Goal of the exercise:
If a line in the records below contains the word "type", return that line.

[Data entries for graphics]

/---

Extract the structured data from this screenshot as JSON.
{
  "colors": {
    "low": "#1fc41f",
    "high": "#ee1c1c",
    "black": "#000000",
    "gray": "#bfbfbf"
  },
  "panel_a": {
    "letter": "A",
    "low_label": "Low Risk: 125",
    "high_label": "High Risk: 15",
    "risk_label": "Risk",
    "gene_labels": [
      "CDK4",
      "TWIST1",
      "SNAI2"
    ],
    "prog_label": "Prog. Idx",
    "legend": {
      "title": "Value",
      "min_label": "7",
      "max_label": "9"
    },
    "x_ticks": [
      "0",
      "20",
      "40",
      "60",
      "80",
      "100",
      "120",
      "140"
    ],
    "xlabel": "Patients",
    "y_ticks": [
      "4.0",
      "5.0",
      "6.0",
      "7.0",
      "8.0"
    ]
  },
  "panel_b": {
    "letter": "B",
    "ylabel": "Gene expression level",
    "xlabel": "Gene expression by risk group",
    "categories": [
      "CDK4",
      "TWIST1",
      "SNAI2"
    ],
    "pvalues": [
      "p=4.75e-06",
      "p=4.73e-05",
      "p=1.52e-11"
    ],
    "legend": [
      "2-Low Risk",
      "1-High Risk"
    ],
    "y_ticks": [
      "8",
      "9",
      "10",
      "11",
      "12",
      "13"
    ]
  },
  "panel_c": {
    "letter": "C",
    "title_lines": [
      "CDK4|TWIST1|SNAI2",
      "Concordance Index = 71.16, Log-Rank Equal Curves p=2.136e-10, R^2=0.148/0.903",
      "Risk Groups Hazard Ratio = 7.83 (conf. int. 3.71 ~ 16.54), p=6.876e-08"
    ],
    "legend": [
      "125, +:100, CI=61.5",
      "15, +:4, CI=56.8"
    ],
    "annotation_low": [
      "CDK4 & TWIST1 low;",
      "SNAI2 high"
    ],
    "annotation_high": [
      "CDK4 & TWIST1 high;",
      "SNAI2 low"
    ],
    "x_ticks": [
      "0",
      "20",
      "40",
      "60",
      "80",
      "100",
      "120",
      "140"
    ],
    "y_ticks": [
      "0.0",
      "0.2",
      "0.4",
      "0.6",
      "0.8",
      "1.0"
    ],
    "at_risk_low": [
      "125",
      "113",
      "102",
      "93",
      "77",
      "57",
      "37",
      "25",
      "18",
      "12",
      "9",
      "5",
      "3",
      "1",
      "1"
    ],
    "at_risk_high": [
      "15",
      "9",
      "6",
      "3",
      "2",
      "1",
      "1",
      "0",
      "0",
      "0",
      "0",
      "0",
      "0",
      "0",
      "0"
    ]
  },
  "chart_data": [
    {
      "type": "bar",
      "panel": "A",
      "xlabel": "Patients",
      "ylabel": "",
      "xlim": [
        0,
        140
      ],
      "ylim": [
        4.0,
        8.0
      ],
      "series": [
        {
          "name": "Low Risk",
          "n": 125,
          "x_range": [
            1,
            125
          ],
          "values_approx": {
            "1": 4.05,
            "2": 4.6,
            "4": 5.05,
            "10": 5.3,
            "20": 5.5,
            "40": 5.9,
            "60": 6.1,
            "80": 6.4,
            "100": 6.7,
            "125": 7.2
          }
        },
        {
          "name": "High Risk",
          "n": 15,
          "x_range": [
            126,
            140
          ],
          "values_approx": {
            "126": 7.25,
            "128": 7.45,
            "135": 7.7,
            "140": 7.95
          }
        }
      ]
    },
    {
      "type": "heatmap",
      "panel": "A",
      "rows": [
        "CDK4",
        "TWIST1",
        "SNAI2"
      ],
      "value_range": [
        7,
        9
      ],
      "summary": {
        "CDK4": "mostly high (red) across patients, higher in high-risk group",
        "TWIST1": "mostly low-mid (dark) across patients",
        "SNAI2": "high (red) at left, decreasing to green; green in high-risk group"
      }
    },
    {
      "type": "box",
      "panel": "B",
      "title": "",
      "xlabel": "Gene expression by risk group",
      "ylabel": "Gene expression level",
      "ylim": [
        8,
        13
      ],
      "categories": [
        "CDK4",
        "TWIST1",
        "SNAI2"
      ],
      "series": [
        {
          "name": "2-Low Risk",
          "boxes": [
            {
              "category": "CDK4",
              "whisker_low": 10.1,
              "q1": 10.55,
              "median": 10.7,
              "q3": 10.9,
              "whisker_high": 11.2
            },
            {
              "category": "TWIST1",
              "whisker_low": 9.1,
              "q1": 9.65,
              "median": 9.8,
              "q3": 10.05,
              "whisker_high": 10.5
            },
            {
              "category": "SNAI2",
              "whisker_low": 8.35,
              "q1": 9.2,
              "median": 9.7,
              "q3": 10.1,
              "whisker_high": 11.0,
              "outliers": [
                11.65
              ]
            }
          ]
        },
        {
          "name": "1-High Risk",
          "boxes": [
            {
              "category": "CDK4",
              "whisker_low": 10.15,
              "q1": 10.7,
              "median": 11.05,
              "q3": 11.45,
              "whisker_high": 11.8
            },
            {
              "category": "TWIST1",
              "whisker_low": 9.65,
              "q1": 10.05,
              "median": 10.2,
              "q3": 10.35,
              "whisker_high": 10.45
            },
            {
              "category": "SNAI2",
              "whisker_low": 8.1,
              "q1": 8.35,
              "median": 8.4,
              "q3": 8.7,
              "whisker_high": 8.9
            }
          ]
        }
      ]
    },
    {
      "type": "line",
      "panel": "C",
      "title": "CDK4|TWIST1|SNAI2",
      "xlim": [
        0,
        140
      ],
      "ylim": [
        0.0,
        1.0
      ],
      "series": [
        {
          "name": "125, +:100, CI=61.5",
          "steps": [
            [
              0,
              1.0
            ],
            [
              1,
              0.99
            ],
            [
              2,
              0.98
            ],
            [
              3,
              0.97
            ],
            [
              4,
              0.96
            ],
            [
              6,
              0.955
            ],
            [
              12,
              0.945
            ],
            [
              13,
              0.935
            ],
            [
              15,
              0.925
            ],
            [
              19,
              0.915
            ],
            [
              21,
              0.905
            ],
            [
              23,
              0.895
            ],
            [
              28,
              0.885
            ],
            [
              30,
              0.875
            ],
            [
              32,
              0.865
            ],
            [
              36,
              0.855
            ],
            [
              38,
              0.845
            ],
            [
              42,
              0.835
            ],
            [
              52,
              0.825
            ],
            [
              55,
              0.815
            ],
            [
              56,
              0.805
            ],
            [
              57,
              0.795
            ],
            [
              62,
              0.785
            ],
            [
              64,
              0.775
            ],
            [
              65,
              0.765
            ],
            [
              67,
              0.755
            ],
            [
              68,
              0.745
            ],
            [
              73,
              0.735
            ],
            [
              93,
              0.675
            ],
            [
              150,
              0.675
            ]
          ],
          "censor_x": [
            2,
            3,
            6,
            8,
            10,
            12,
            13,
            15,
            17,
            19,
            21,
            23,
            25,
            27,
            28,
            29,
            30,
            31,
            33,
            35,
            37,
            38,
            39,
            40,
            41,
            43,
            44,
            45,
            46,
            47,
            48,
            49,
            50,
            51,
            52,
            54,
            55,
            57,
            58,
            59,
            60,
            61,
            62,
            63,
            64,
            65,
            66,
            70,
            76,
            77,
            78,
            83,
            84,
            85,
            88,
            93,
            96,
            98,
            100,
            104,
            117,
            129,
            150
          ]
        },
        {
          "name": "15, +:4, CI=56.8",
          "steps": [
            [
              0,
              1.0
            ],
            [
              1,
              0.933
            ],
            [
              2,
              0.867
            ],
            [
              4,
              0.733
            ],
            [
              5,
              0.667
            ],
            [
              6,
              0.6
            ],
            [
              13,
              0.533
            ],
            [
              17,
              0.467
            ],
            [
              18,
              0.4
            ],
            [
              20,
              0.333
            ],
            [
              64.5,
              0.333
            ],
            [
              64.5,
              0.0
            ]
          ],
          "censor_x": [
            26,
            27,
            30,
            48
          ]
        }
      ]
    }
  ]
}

\---

Finished task:
      "type": "bar",
      "type": "heatmap",
      "type": "box",
      "type": "line",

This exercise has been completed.